**What to work on**
Tally the lines in the listing below that contain "classes" and report the tally alone.

**Given data**
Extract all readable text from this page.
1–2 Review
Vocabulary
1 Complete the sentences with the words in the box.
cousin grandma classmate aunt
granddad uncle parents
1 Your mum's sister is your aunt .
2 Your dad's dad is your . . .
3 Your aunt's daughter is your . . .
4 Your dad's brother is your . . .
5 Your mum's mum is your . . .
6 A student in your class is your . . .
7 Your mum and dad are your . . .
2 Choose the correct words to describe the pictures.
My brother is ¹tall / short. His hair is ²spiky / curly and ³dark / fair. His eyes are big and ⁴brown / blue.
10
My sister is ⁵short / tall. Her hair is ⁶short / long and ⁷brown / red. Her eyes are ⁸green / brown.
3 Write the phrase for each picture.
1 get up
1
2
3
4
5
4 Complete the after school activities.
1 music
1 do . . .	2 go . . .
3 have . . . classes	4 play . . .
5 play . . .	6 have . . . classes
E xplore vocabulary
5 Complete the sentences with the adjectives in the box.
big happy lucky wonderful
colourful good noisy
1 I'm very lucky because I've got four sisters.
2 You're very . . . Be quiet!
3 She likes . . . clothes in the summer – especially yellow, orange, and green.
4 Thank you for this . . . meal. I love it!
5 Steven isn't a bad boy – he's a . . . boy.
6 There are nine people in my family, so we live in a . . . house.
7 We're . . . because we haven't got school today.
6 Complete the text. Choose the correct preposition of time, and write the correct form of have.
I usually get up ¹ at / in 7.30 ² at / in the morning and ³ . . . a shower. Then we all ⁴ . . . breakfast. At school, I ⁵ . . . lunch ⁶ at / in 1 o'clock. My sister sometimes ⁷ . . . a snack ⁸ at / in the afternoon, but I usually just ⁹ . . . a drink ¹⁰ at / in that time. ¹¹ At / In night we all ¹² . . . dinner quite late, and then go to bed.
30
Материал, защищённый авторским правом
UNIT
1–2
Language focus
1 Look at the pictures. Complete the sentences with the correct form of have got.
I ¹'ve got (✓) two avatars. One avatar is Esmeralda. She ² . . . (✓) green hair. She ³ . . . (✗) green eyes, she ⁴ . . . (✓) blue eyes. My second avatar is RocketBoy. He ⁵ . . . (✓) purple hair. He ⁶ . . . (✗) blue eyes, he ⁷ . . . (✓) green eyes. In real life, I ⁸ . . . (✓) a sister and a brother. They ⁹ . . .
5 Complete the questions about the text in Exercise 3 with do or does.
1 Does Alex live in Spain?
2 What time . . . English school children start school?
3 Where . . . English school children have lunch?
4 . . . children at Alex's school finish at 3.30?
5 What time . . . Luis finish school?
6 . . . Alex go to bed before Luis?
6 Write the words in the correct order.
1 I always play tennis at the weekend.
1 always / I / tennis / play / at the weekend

**Completed task**
2